▶ [DIRECTIONS FOR THIS TASK]
Reproduce all of the material word for word.

———

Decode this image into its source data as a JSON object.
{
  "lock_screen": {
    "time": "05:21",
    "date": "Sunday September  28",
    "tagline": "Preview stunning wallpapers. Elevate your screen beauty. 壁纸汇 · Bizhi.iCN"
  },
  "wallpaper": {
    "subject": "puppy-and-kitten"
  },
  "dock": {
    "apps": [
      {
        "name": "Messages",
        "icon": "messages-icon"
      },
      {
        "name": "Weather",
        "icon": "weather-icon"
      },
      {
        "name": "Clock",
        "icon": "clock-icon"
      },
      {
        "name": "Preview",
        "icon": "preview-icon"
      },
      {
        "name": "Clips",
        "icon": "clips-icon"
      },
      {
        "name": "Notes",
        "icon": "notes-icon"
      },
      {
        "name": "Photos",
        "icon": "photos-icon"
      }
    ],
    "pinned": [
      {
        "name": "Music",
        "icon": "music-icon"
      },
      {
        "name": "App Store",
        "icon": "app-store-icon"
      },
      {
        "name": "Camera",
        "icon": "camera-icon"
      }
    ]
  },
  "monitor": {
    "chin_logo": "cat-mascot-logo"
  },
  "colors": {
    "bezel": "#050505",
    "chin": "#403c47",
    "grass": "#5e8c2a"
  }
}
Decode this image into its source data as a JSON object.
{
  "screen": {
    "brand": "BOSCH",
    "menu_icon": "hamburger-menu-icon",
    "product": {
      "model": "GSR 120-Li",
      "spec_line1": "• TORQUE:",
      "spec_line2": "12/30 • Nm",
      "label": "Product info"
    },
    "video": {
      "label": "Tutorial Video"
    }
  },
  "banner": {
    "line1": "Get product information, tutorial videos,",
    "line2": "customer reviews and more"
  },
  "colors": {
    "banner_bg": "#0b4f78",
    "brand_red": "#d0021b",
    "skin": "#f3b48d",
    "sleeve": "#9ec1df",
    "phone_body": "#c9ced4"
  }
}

———

▶ [SOLUTION TO THIS TASK]
Decode this image into its source data as a JSON object.
{
  "lock_screen": {
    "time": "05:21",
    "date": "Sunday September  28",
    "tagline": "Preview stunning wallpapers. Elevate your screen beauty. 壁纸汇 · Bizhi.iCN"
  },
  "wallpaper": {
    "subject": "puppy-and-kitten"
  },
  "dock": {
    "apps": [
      {
        "name": "Messages",
        "icon": "messages-icon"
      },
      {
        "name": "Weather",
        "icon": "weather-icon"
      },
      {
        "name": "Clock",
        "icon": "clock-icon"
      },
      {
        "name": "Preview",
        "icon": "preview-icon"
      },
      {
        "name": "Clips",
        "icon": "clips-icon"
      },
      {
        "name": "Notes",
        "icon": "notes-icon"
      },
      {
        "name": "Photos",
        "icon": "photos-icon"
      }
    ],
    "pinned": [
      {
        "name": "Music",
        "icon": "music-icon"
      },
      {
        "name": "App Store",
        "icon": "app-store-icon"
      },
      {
        "name": "Camera",
        "icon": "camera-icon"
      }
    ]
  },
  "monitor": {
    "chin_logo": "cat-mascot-logo"
  },
  "colors": {
    "bezel": "#050505",
    "chin": "#403c47",
    "grass": "#5e8c2a"
  }
}
Decode this image into its source data as a JSON object.
{
  "screen": {
    "brand": "BOSCH",
    "menu_icon": "hamburger-menu-icon",
    "product": {
      "model": "GSR 120-Li",
      "spec_line1": "• TORQUE:",
      "spec_line2": "12/30 • Nm",
      "label": "Product info"
    },
    "video": {
      "label": "Tutorial Video"
    }
  },
  "banner": {
    "line1": "Get product information, tutorial videos,",
    "line2": "customer reviews and more"
  },
  "colors": {
    "banner_bg": "#0b4f78",
    "brand_red": "#d0021b",
    "skin": "#f3b48d",
    "sleeve": "#9ec1df",
    "phone_body": "#c9ced4"
  }
}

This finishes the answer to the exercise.